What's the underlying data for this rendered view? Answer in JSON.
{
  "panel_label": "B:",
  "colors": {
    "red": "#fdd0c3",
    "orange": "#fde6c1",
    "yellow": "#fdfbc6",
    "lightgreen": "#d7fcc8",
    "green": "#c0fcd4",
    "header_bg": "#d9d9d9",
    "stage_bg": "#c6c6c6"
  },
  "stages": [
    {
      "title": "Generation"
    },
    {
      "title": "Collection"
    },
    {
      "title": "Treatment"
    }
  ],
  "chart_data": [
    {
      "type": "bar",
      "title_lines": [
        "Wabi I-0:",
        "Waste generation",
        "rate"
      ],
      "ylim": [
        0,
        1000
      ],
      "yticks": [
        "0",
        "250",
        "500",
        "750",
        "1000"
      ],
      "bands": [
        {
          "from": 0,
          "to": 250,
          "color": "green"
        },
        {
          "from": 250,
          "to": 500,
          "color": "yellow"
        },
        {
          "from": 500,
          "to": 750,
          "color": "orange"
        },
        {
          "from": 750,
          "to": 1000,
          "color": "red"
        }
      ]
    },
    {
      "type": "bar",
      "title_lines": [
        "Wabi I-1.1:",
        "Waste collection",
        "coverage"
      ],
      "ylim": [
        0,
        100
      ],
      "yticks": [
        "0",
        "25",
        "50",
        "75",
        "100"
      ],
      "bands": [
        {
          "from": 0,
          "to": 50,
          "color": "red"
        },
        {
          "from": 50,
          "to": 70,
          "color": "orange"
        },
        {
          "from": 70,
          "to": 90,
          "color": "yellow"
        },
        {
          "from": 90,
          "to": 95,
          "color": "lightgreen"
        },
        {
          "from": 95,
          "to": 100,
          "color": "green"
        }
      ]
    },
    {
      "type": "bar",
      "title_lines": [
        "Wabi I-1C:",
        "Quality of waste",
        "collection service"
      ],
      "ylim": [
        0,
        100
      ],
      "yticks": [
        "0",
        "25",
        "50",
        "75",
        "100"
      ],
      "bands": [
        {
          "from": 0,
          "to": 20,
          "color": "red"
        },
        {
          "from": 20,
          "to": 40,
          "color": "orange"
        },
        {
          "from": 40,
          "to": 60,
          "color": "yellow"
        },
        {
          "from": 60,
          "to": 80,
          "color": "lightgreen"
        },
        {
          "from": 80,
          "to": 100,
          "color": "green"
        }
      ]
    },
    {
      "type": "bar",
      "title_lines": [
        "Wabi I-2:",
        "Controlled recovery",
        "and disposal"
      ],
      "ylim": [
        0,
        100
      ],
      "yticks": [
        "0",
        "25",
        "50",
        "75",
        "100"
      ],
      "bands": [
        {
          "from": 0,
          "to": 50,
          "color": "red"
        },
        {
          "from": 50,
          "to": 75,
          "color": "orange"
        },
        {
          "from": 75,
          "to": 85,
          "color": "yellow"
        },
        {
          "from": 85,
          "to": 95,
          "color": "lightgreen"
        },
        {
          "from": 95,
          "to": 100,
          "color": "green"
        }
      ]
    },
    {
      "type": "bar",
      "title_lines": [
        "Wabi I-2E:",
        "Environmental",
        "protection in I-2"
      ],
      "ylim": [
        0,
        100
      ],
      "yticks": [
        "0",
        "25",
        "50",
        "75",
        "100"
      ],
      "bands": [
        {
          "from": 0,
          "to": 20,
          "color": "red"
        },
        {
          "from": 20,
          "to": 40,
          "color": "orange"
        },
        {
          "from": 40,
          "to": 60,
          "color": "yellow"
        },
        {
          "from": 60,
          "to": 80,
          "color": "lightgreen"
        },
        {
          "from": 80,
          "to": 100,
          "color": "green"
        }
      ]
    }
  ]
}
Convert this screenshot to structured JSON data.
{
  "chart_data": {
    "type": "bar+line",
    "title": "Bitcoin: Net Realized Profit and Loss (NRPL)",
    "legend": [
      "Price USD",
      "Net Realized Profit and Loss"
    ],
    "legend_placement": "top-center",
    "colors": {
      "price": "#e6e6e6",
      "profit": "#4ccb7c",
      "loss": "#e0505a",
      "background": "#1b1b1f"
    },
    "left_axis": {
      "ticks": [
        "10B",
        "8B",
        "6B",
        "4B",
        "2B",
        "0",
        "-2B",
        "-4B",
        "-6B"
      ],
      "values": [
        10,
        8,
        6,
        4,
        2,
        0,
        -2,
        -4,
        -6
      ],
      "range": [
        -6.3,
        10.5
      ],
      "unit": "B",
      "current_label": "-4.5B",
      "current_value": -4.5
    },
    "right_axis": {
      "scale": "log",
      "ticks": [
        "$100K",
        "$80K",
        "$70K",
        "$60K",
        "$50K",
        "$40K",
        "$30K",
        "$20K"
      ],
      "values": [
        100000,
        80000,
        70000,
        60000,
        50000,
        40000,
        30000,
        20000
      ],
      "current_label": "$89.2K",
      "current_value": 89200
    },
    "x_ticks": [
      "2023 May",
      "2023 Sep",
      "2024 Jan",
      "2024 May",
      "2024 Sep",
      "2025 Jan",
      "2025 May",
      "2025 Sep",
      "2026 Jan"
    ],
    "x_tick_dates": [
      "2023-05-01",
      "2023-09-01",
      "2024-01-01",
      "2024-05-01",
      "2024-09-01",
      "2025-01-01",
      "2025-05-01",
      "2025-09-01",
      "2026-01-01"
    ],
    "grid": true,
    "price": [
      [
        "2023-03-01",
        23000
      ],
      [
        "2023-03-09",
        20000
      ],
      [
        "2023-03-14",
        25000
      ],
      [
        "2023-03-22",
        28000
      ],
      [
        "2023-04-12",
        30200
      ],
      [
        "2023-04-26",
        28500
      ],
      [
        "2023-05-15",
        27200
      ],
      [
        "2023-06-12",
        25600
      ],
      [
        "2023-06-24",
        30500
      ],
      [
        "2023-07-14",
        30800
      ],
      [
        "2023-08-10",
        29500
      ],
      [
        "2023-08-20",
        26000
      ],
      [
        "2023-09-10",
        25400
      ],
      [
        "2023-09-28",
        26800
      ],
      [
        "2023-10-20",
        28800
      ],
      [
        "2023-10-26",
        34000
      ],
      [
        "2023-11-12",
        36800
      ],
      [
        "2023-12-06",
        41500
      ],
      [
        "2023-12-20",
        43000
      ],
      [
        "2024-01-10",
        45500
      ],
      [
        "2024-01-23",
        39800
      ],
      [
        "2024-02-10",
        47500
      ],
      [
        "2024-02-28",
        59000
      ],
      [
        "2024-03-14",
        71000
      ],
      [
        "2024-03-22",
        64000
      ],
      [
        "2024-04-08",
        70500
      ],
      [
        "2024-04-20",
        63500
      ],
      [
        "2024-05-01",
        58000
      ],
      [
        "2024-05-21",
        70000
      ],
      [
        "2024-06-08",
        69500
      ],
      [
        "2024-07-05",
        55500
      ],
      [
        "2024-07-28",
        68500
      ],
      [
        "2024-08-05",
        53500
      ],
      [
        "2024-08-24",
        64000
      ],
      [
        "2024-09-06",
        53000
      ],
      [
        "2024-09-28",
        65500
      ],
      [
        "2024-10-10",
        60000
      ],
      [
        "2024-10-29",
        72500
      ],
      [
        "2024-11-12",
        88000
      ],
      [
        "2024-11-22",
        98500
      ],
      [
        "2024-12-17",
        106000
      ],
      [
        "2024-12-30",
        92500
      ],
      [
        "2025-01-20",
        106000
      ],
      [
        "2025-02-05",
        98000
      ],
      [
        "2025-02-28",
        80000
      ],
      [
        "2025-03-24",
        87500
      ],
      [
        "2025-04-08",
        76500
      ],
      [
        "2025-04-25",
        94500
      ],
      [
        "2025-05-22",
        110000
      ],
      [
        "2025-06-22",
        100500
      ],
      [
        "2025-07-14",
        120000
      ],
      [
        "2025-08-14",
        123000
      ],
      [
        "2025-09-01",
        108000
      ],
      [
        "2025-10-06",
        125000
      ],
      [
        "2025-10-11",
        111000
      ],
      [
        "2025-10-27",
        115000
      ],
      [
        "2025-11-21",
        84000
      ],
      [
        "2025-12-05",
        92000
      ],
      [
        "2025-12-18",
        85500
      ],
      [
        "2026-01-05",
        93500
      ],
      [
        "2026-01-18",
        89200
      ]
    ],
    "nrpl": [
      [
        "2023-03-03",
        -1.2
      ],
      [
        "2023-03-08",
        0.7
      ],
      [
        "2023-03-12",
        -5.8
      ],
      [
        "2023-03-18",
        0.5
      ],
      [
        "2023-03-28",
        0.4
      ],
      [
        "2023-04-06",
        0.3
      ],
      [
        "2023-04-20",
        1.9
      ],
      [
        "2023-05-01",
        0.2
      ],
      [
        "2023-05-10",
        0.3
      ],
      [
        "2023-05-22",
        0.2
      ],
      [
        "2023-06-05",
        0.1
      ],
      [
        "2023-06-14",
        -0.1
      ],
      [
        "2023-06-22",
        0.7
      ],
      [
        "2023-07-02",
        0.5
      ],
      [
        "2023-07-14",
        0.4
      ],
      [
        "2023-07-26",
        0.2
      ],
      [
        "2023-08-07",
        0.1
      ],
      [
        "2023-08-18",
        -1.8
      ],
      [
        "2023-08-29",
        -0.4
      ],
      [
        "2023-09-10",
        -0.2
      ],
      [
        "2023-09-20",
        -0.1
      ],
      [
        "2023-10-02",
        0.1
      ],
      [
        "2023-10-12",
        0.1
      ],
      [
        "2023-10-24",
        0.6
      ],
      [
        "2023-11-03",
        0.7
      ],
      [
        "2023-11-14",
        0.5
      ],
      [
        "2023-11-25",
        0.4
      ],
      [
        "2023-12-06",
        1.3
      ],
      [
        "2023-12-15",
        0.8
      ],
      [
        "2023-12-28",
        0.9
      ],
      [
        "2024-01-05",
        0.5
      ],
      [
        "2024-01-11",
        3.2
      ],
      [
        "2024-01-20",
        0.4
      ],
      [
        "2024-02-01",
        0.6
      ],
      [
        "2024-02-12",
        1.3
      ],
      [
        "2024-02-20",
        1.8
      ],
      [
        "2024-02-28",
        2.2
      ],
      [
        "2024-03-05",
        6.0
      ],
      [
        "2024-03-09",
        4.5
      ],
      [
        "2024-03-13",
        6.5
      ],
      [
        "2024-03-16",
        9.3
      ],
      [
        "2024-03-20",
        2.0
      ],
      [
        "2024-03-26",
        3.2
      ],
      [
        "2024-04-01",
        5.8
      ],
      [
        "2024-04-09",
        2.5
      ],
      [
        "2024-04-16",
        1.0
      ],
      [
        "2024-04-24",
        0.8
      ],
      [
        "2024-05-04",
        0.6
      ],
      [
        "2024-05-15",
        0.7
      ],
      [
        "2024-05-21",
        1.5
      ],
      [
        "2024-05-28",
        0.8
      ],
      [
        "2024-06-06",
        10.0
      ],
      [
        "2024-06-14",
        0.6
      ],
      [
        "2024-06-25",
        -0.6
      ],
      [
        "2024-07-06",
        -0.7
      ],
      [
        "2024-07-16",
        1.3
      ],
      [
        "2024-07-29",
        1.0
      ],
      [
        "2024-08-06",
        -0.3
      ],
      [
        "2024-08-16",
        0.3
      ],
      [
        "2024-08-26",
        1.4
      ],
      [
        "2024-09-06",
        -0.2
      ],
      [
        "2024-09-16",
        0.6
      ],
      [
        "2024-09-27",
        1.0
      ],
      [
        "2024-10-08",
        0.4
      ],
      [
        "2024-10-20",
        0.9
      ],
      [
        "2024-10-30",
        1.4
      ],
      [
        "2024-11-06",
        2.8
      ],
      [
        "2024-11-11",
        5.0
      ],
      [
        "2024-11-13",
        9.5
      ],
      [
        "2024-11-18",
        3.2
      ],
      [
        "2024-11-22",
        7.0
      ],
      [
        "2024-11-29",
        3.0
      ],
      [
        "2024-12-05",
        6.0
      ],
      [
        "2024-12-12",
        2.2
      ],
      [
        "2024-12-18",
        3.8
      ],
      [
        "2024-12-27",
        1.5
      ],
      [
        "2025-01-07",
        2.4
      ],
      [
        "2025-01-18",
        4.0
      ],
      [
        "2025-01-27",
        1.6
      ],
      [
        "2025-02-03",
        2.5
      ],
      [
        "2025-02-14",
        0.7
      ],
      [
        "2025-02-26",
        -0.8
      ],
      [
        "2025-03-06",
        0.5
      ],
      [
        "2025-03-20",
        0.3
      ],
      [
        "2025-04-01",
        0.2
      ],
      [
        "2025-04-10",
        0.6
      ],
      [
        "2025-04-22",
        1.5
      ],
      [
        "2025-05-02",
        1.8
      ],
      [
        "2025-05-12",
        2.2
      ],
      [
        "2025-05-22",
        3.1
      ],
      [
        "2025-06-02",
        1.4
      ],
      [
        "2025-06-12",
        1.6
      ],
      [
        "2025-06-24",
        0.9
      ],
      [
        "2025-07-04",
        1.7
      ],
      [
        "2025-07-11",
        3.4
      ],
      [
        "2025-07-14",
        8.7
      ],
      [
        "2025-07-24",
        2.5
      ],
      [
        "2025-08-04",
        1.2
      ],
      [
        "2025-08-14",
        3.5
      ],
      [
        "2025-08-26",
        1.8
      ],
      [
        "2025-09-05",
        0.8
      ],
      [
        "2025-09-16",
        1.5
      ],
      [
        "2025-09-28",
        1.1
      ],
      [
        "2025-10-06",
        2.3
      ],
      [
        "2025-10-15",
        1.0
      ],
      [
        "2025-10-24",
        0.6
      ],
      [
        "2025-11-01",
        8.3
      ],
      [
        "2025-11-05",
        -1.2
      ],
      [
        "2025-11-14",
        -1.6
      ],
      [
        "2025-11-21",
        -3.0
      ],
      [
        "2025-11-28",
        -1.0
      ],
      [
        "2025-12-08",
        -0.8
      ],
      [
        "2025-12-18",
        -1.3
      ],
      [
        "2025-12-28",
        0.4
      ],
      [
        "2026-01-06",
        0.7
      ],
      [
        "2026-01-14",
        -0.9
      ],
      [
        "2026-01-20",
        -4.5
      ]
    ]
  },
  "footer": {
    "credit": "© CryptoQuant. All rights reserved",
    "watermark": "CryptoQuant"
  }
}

##########

(Problem details) Sift through the entries and copy every line with "this".

(Exercise output)
What's the underlying data for this rendered view? Answer in JSON.
Convert this screenshot to structured JSON data.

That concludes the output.